§ INSTRUCTIONS FOR THE TASK:
Look for the word "Marta" in the entries below, then copy every line that has it.
[Start PROVIDED RECORDS]
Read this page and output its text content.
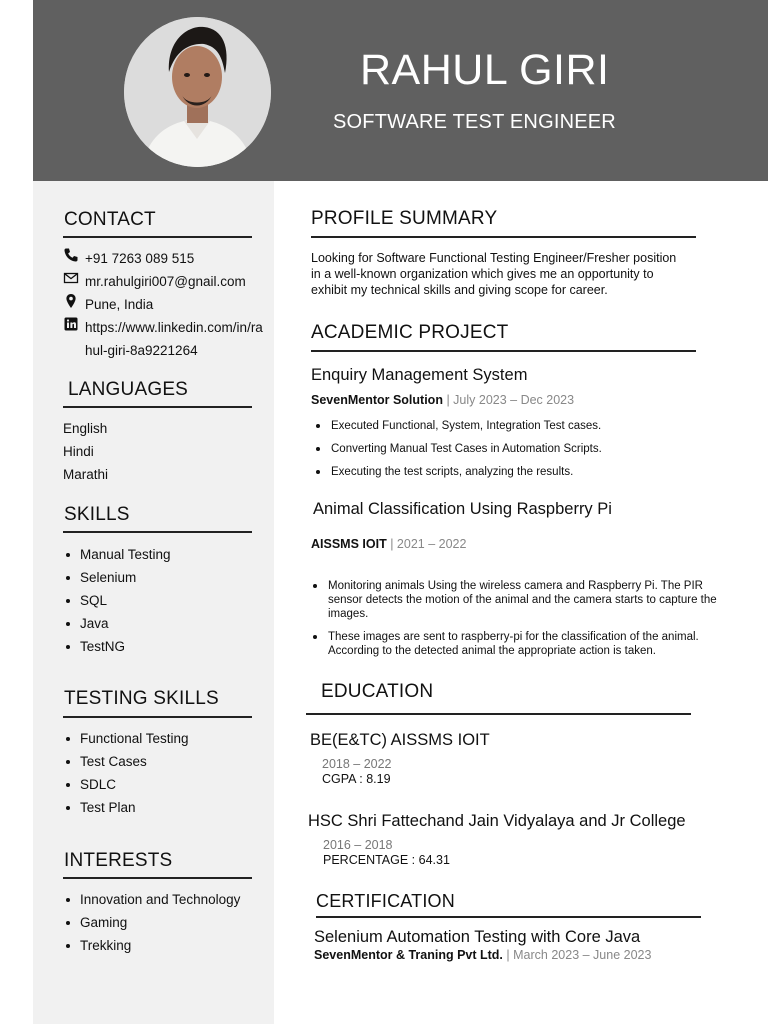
RAHUL GIRI
SOFTWARE TEST ENGINEER
CONTACT
+91 7263 089 515
mr.rahulgiri007@gnail.com
Pune, India
https://www.linkedin.com/in/ra
hul-giri-8a9221264
LANGUAGES
English
Hindi
Marathi
SKILLS
Manual Testing
Selenium
SQL
Java
TestNG
TESTING SKILLS
Functional Testing
Test Cases
SDLC
Test Plan
INTERESTS
Innovation and Technology
Gaming
Trekking
PROFILE SUMMARY
Looking for Software Functional Testing Engineer/Fresher position
in a well-known organization which gives me an opportunity to
exhibit my technical skills and giving scope for career.
ACADEMIC PROJECT
Enquiry Management System
SevenMentor Solution | July 2023 – Dec 2023
Executed Functional, System, Integration Test cases.
Converting Manual Test Cases in Automation Scripts.
Executing the test scripts, analyzing the results.
Animal Classification Using Raspberry Pi
AISSMS IOIT | 2021 – 2022
Monitoring animals Using the wireless camera and Raspberry Pi. The PIR sensor detects the motion of the animal and the camera starts to capture the images.
These images are sent to raspberry-pi for the classification of the animal. According to the detected animal the appropriate action is taken.
EDUCATION
BE(E&TC) AISSMS IOIT
2018 – 2022
CGPA : 8.19
HSC Shri Fattechand Jain Vidyalaya and Jr College
2016 – 2018
PERCENTAGE : 64.31
CERTIFICATION
Selenium Automation Testing with Core Java
SevenMentor & Traning Pvt Ltd. | March 2023 – June 2023
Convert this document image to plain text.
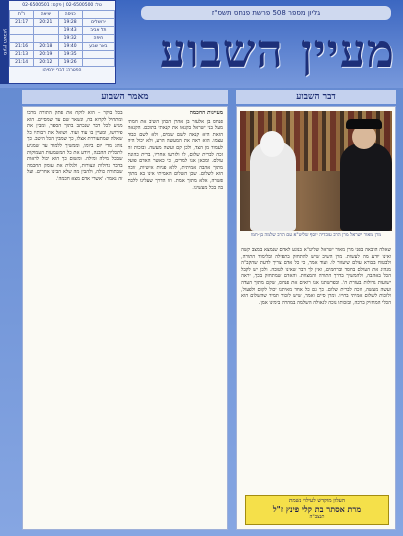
מעיין השבוע
טל: 02-6500500 | פקס: 02-6500501
ר"ת	יציאה	כניסה	
21:17	20:21	19:28	ירושלים
		19:43	תל אביב
		19:32	חיפה
21:16	20:18	19:40	באר שבע
21:13	20:19	19:35	
21:14	20:12	19:26	
הפטרה: דברי ירמיהו
גליון מספר 508 פרשת פנחס תשס"ז
מעיין השבוע
מאמר השבוע	דבר השבוע
מעיינות החכמה
פנחס בן אלעזר בן אהרן הכהן השיב את חמתי מעל בני ישראל בקנאו את קנאתי בתוכם. הקנאה הזאת היא קנאה לשם שמים, ולא לשם כבוד עצמו. הוא ראה את המעשה הרע, ולא יכול היה לעמוד מן הצד, ולכן קם ועשה מעשה. ובזכות זה זכה לברית שלום, לו ולזרעו אחריו, ברית כהונת עולם. ומכאן אנו למדים, כי כאשר האדם פועל מתוך אהבה אמיתית, ללא פניות אישיות, זוכה הוא לשלום. שכן השלום האמיתי אינו בא מתוך פשרה, אלא מתוך אמת. וזו הדרך שעלינו ללכת בה בכל מעשינו.
בכל בוקר – הוא לוקח את פתק התורה מרבו ומתחיל לקרוא בה, ונשאר שם עד שמסיים. הוא מגיע לכל דבר שנכתב בתוך הספר, ומבין את פירושו, ומעיין בו עוד ועוד. ושואל את רבותיו כל שאלה שמתעוררת אצלו, כך שמבין הכל היטב. כך נוהג מדי יום ביומו, וממשיך ללמוד עד שמגיע לתכלית ההבנה, ויודע את כל המשמעות העמוקות שבכל מילה ומילה. ומשום כך הוא יכול לראות בדבר גדולות ונצורות, ולגלות את עומק החכמה שבתורה כולה, ולהבין מה שלא הבינו אחרים. ועל זה נאמר: 'אשרי אדם מצא חכמה'.
מרן מאור ישראל מרן הרב עובדיה יוסף שליט"א עם הרב שלמה בן-חמו
שאלה הובאה בפני מרן מאור ישראל שליט"א בנוגע לאדם שנמצא במצב קשה ואינו יודע מה לעשות. מרן השיב שיש להתחזק בתפילה ובלימוד התורה, ולבטוח בבורא עולם שיעזור לו. ועוד אמר, כי כל אדם צריך לדעת שהקב"ה מנהיג את העולם בחסד וברחמים, ואין לך דבר שאינו לטובה. ולכן יש לקבל הכל באהבה, ולהמשיך בדרך התורה והמצוות. והאדם שמתחזק בכך, יראה ישועות גדולות בעזרת ה'. ובפרשתנו אנו רואים את פנחס, שקם מתוך העדה ועשה מעשה, וזכה לברית שלום. כך גם כל אחד מאיתנו יכול לקום ולפעול, ולזכות לשלום אמיתי בחייו. ומרן סיים ואמר, שיש לזכור תמיד שהשלום הוא הכלי המחזיק ברכה, ובזכותו נזכה לגאולה השלמה במהרה בימינו אמן.
העלון מוקדש לעילוי נשמת
מרת אסתר בת קלי פינץ ז"ל
תנצב"ה
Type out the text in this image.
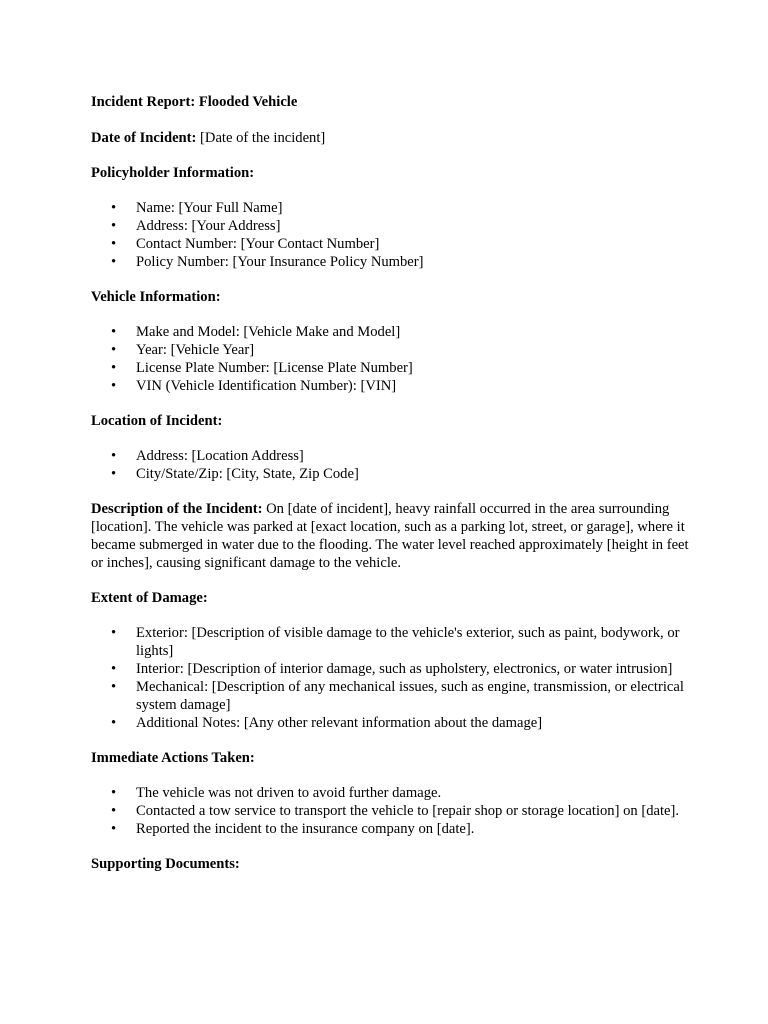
Incident Report: Flooded Vehicle

Date of Incident: [Date of the incident]

Policyholder Information:

• Name: [Your Full Name]
• Address: [Your Address]
• Contact Number: [Your Contact Number]
• Policy Number: [Your Insurance Policy Number]

Vehicle Information:

• Make and Model: [Vehicle Make and Model]
• Year: [Vehicle Year]
• License Plate Number: [License Plate Number]
• VIN (Vehicle Identification Number): [VIN]

Location of Incident:

• Address: [Location Address]
• City/State/Zip: [City, State, Zip Code]

Description of the Incident: On [date of incident], heavy rainfall occurred in the area surrounding [location]. The vehicle was parked at [exact location, such as a parking lot, street, or garage], where it became submerged in water due to the flooding. The water level reached approximately [height in feet or inches], causing significant damage to the vehicle.

Extent of Damage:

• Exterior: [Description of visible damage to the vehicle's exterior, such as paint, bodywork, or lights]
• Interior: [Description of interior damage, such as upholstery, electronics, or water intrusion]
• Mechanical: [Description of any mechanical issues, such as engine, transmission, or electrical system damage]
• Additional Notes: [Any other relevant information about the damage]

Immediate Actions Taken:

• The vehicle was not driven to avoid further damage.
• Contacted a tow service to transport the vehicle to [repair shop or storage location] on [date].
• Reported the incident to the insurance company on [date].

Supporting Documents:
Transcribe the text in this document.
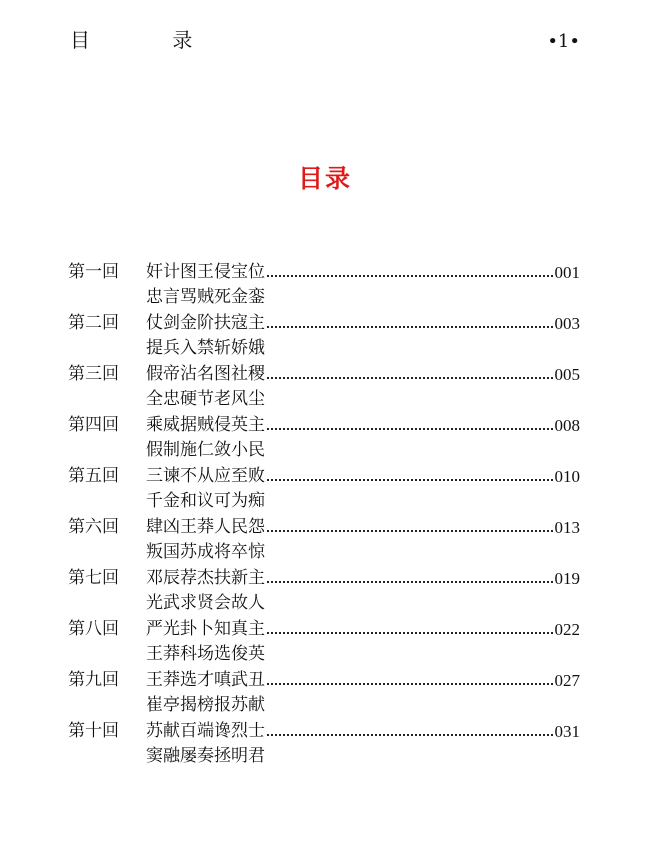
目 录	•1•
目录
第一回	奸计图王侵宝位	001
忠言骂贼死金銮
第二回	仗剑金阶扶寇主	003
提兵入禁斩娇娥
第三回	假帝沾名图社稷	005
全忠硬节老风尘
第四回	乘威据贼侵英主	008
假制施仁敛小民
第五回	三谏不从应至败	010
千金和议可为痴
第六回	肆凶王莽人民怨	013
叛国苏成将卒惊
第七回	邓辰荐杰扶新主	019
光武求贤会故人
第八回	严光卦卜知真主	022
王莽科场选俊英
第九回	王莽选才嗔武丑	027
崔亭揭榜报苏献
第十回	苏献百端谗烈士	031
窦融屡奏拯明君
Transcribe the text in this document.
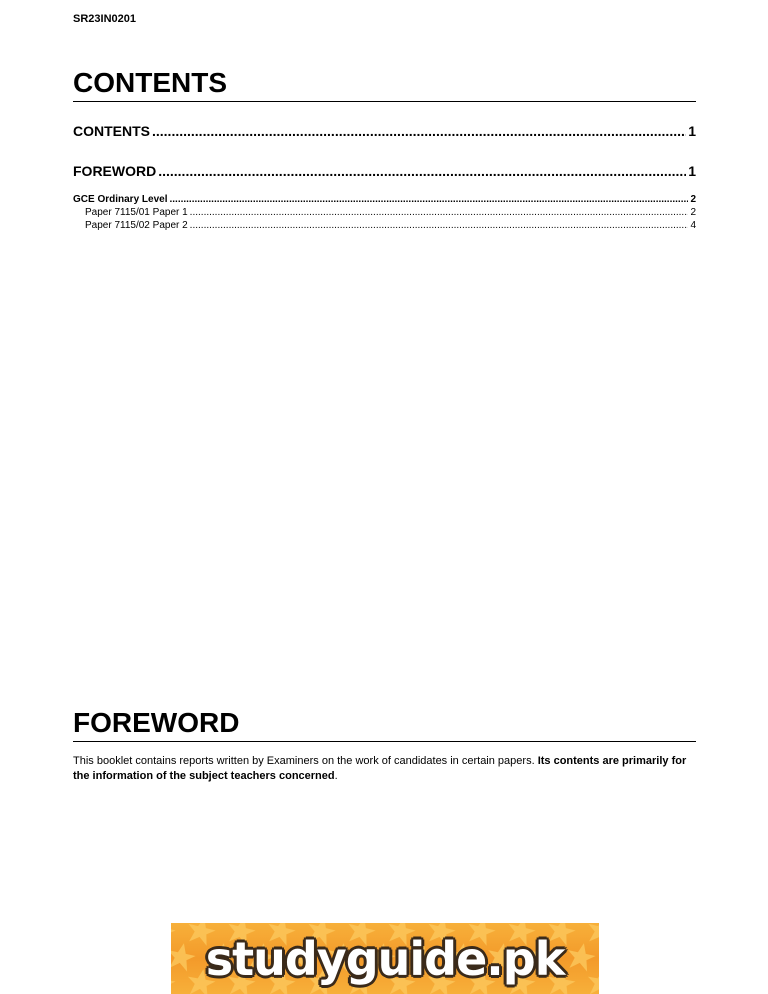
SR23IN0201
CONTENTS
CONTENTS .....	1
FOREWORD .....	1
GCE Ordinary Level .....	2
Paper 7115/01 Paper 1 .....	2
Paper 7115/02 Paper 2 .....	4
FOREWORD
This booklet contains reports written by Examiners on the work of candidates in certain papers. Its contents are primarily for the information of the subject teachers concerned.
studyguide.pk
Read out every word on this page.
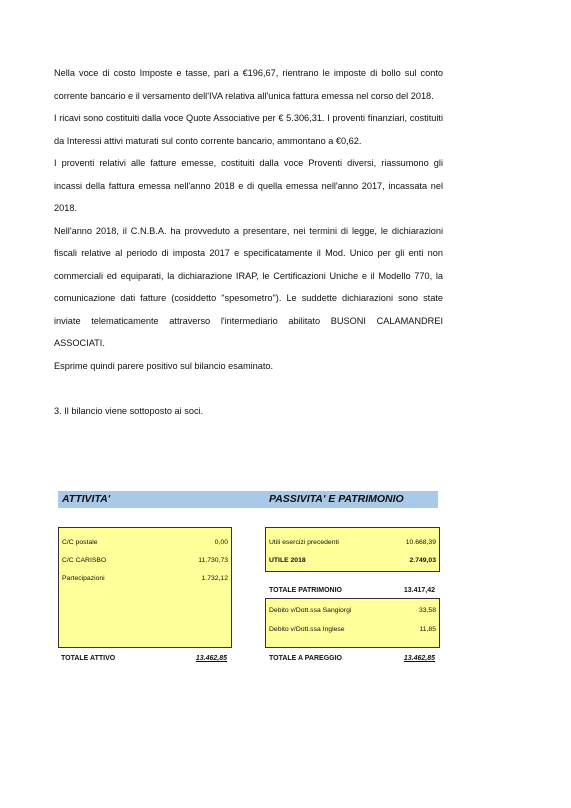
Nella voce di costo Imposte e tasse, pari a €196,67, rientrano le imposte di bollo sul conto corrente bancario e il versamento dell'IVA relativa all'unica fattura emessa nel corso del 2018.

I ricavi sono costituiti dalla voce Quote Associative per € 5.306,31. I proventi finanziari, costituiti da Interessi attivi maturati sul conto corrente bancario, ammontano a €0,62.

I proventi relativi alle fatture emesse, costituiti dalla voce Proventi diversi, riassumono gli incassi della fattura emessa nell'anno 2018 e di quella emessa nell'anno 2017, incassata nel 2018.

Nell'anno 2018, il C.N.B.A. ha provveduto a presentare, nei termini di legge, le dichiarazioni fiscali relative al periodo di imposta 2017 e specificatamente il Mod. Unico per gli enti non commerciali ed equiparati, la dichiarazione IRAP, le Certificazioni Uniche e il Modello 770, la comunicazione dati fatture (cosiddetto "spesometro"). Le suddette dichiarazioni sono state inviate telematicamente attraverso l'intermediario abilitato BUSONI CALAMANDREI ASSOCIATI.

Esprime quindi parere positivo sul bilancio esaminato.

3. Il bilancio viene sottoposto ai soci.

ATTIVITA'	PASSIVITA' E PATRIMONIO
C/C postale	0,00
C/C CARISBO	11.730,73
Partecipazioni	1.732,12
Utili esercizi precedenti	10.668,39
UTILE 2018	2.749,03
TOTALE PATRIMONIO	13.417,42
Debito v/Dott.ssa Sangiorgi	33,58
Debito v/Dott.ssa Inglese	11,85
TOTALE ATTIVO	13.462,85	TOTALE A PAREGGIO	13.462,85
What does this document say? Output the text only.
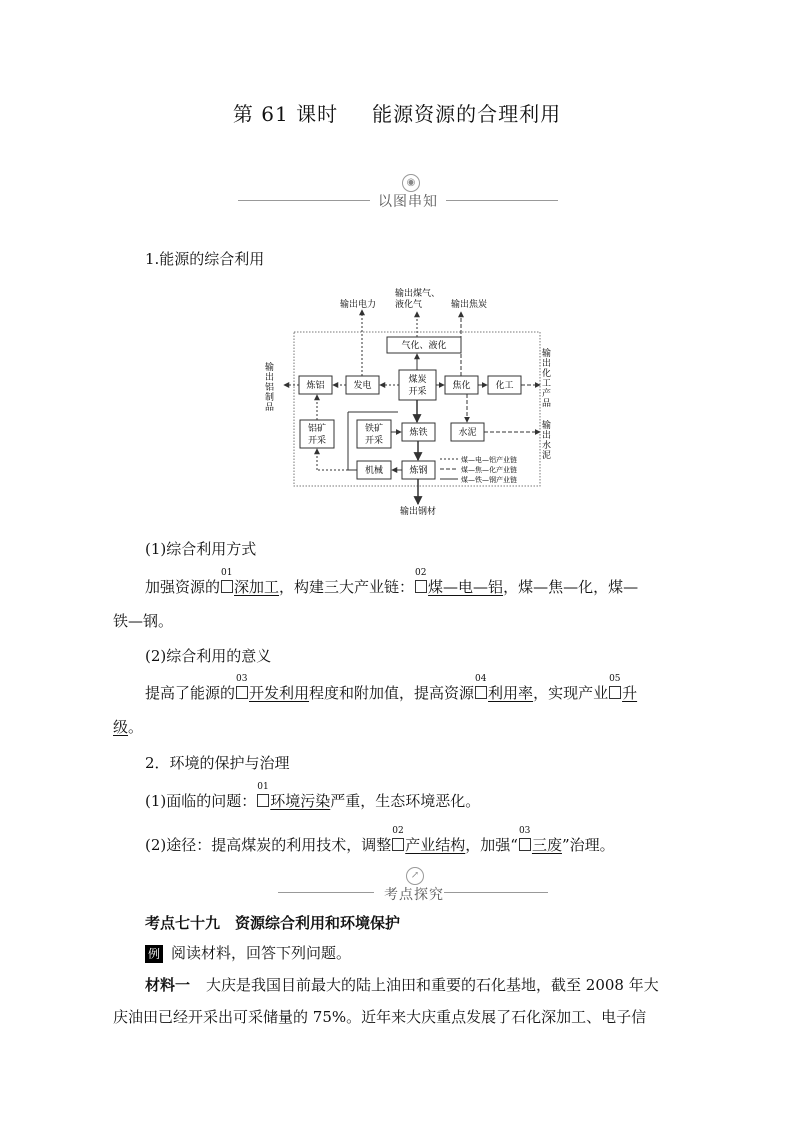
第 61 课时 能源资源的合理利用
◉
以图串知
1.能源的综合利用
输出电力
输出煤气、
液化气	输出焦炭
气化、液化
煤炭
开采
炼铝	发电	焦化	化工
铝矿
开采
铁矿
开采
炼铁	水泥
机械	炼钢
输出铝制品	输出化工产品
输出水泥
输出钢材
煤—电—铝产业链
煤—焦—化产业链
煤—铁—钢产业链
(1)综合利用方式
加强资源的
01
深加工，构建三大产业链：
02
煤—电—铝，煤—焦—化，煤—
铁—钢。
(2)综合利用的意义
提高了能源的
03
开发利用程度和附加值，提高资源
04
利用率，实现产业
05
升
级。
2．环境的保护与治理
(1)面临的问题：
01
环境污染严重，生态环境恶化。
(2)途径：提高煤炭的利用技术，调整
02
产业结构，加强“
03
三废”治理。
↗
考点探究
考点七十九　资源综合利用和环境保护
例 阅读材料，回答下列问题。
材料一 大庆是我国目前最大的陆上油田和重要的石化基地，截至 2008 年大
庆油田已经开采出可采储量的 75%。近年来大庆重点发展了石化深加工、电子信
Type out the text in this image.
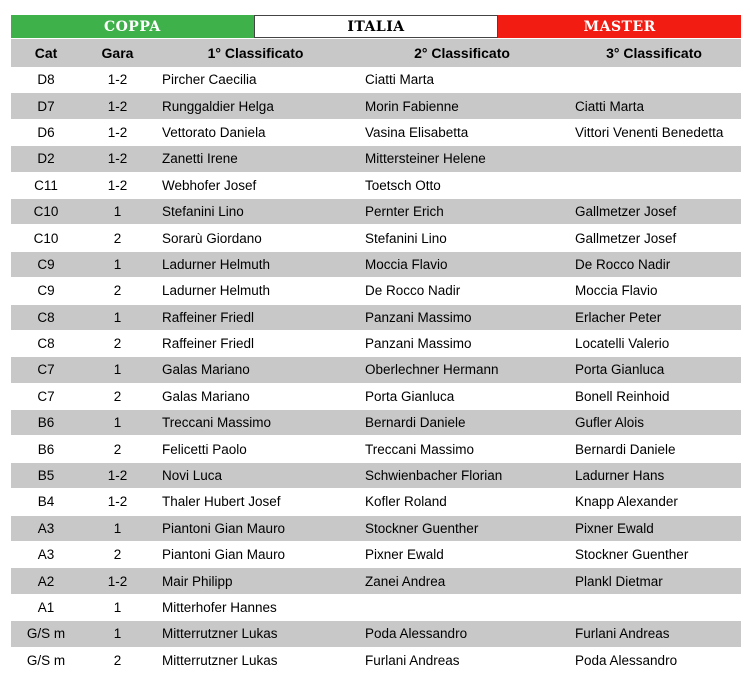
COPPA	ITALIA	MASTER
Cat	Gara	1° Classificato	2° Classificato	3° Classificato
D8	1-2	Pircher Caecilia	Ciatti Marta	
D7	1-2	Runggaldier Helga	Morin Fabienne	Ciatti Marta
D6	1-2	Vettorato Daniela	Vasina Elisabetta	Vittori Venenti Benedetta
D2	1-2	Zanetti Irene	Mittersteiner Helene	
C11	1-2	Webhofer Josef	Toetsch Otto	
C10	1	Stefanini Lino	Pernter Erich	Gallmetzer Josef
C10	2	Sorarù Giordano	Stefanini Lino	Gallmetzer Josef
C9	1	Ladurner Helmuth	Moccia Flavio	De Rocco Nadir
C9	2	Ladurner Helmuth	De Rocco Nadir	Moccia Flavio
C8	1	Raffeiner Friedl	Panzani Massimo	Erlacher Peter
C8	2	Raffeiner Friedl	Panzani Massimo	Locatelli Valerio
C7	1	Galas Mariano	Oberlechner Hermann	Porta Gianluca
C7	2	Galas Mariano	Porta Gianluca	Bonell Reinhoid
B6	1	Treccani Massimo	Bernardi Daniele	Gufler Alois
B6	2	Felicetti Paolo	Treccani Massimo	Bernardi Daniele
B5	1-2	Novi Luca	Schwienbacher Florian	Ladurner Hans
B4	1-2	Thaler Hubert Josef	Kofler Roland	Knapp Alexander
A3	1	Piantoni Gian Mauro	Stockner Guenther	Pixner Ewald
A3	2	Piantoni Gian Mauro	Pixner Ewald	Stockner Guenther
A2	1-2	Mair Philipp	Zanei Andrea	Plankl Dietmar
A1	1	Mitterhofer Hannes		
G/S m	1	Mitterrutzner Lukas	Poda Alessandro	Furlani Andreas
G/S m	2	Mitterrutzner Lukas	Furlani Andreas	Poda Alessandro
[End PROVIDED RECORDS]
§ WRITTEN SOLUTION:
D8	1-2	Pircher Caecilia	Ciatti Marta	
D7	1-2	Runggaldier Helga	Morin Fabienne	Ciatti Marta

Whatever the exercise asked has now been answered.